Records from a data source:
──────────────────────────────
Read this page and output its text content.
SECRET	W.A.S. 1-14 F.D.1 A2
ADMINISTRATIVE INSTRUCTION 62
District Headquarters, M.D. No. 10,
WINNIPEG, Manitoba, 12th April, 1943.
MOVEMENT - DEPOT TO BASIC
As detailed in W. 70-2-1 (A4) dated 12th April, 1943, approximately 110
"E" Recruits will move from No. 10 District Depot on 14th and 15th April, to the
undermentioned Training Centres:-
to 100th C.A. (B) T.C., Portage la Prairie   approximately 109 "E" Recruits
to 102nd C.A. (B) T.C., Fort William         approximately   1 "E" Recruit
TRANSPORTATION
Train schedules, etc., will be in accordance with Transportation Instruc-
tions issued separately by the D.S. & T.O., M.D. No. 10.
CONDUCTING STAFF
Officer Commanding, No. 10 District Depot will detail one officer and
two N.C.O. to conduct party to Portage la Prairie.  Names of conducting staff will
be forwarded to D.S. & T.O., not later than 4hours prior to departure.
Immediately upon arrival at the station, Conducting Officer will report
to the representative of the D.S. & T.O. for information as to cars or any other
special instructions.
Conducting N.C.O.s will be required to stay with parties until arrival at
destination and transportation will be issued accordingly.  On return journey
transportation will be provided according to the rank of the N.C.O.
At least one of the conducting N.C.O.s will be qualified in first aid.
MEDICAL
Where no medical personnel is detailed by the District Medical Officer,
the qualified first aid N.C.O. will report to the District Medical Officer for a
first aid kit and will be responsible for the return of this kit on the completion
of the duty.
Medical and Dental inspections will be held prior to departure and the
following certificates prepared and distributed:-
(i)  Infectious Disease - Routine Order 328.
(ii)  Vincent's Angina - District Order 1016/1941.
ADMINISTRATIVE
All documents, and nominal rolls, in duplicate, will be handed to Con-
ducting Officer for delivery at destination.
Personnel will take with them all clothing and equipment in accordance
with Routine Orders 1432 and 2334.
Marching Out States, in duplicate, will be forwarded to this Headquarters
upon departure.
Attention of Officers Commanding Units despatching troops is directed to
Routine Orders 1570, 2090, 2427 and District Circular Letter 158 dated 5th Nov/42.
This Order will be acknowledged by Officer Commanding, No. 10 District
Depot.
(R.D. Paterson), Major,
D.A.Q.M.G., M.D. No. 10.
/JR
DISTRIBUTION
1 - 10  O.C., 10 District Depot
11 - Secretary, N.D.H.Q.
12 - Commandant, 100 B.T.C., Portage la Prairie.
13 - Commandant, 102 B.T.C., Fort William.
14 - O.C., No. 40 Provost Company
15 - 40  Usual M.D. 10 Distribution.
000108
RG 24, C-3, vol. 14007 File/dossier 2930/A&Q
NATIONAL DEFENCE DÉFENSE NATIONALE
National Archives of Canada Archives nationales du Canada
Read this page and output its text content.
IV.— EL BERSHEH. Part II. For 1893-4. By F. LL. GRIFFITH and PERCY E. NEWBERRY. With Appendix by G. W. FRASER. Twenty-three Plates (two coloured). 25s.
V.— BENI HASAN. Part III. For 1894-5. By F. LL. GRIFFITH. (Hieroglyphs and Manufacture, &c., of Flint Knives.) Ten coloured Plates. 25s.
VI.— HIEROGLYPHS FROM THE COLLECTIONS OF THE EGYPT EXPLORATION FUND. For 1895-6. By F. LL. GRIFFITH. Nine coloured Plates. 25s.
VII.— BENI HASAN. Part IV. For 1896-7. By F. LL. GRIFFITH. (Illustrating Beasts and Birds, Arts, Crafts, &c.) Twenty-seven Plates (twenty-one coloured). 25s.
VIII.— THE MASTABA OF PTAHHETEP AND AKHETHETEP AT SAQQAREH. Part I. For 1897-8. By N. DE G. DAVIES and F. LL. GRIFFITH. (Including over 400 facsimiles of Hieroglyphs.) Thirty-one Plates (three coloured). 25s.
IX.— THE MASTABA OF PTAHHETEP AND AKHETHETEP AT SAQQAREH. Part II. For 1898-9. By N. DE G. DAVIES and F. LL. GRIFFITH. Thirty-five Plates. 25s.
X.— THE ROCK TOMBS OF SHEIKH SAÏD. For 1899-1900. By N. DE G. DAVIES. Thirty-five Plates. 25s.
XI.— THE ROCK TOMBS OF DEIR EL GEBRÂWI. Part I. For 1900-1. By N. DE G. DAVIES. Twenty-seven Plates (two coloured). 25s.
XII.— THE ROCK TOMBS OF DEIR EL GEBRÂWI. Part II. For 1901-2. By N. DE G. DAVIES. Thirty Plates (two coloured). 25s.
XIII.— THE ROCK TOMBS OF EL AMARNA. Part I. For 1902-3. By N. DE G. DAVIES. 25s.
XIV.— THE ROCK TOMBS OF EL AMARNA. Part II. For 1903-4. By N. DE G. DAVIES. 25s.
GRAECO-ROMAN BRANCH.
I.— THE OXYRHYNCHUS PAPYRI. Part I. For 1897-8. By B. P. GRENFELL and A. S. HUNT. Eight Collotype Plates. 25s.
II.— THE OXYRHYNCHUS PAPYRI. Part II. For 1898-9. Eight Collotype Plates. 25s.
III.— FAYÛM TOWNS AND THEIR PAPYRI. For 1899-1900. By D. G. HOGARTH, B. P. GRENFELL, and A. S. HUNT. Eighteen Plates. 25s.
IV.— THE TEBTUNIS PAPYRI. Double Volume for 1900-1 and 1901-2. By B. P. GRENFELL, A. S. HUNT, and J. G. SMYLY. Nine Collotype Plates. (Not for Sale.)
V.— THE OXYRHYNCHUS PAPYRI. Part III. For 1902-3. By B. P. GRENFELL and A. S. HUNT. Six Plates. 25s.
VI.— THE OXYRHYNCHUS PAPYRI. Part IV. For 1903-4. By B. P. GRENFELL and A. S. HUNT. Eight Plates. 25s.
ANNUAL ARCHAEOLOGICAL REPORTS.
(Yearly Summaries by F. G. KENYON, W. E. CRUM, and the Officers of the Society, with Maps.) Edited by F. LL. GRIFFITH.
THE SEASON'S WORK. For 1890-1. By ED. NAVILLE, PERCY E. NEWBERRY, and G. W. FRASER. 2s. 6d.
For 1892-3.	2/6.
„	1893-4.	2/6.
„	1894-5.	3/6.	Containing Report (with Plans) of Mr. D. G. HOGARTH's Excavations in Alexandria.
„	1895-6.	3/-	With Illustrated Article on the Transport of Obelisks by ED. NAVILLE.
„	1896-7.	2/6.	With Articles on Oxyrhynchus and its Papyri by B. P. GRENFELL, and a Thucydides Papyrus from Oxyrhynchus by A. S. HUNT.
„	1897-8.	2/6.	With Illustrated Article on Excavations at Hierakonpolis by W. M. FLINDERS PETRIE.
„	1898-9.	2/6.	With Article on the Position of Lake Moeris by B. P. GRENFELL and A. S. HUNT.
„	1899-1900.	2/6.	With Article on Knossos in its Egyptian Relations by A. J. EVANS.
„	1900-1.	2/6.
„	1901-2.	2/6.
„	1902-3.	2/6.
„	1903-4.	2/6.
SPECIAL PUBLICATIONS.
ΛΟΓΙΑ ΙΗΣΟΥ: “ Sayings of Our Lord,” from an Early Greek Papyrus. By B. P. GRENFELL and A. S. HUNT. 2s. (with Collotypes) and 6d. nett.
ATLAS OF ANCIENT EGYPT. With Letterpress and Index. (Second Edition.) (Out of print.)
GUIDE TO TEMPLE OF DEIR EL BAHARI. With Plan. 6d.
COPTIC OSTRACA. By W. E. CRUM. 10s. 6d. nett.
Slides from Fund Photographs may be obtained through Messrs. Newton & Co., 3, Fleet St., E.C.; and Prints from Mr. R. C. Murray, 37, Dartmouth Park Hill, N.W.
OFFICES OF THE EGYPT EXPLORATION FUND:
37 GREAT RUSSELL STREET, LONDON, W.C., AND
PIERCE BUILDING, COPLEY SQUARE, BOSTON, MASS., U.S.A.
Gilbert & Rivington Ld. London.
──────────────────────────────
▸ WHAT TO DO
Find every line of the data that holds the string "departure", then say how many there are and nothing else.

▸ WRITTEN ANSWER
3